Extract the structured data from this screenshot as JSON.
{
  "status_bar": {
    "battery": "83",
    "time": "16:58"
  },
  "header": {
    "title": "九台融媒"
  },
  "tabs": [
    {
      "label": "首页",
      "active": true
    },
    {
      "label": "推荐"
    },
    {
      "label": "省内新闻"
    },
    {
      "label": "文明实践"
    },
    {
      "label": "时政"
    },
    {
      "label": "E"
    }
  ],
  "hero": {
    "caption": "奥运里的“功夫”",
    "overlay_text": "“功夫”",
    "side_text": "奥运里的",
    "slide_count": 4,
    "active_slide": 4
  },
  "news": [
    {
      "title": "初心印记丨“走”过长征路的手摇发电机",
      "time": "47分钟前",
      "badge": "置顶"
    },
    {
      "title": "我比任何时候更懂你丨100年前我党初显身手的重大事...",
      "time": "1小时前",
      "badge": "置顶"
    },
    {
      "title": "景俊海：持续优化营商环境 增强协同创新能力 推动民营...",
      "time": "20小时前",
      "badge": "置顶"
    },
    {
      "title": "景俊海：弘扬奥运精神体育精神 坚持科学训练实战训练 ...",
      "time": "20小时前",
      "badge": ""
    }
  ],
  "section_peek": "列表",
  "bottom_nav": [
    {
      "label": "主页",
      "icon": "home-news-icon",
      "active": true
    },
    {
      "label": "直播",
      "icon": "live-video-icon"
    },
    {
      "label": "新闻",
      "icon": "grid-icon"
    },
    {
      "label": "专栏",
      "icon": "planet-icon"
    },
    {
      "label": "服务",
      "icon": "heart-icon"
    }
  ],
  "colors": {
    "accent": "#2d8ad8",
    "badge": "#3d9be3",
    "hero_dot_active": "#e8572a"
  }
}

....

SET TASK =
Go through the listing above and locate each line that holds the word "label". Copy those lines.

TASK RESULT =
      "label": "首页",
      "label": "推荐"
      "label": "省内新闻"
      "label": "文明实践"
      "label": "时政"
      "label": "E"
      "label": "主页",
      "label": "直播",
      "label": "新闻",
      "label": "专栏",
      "label": "服务",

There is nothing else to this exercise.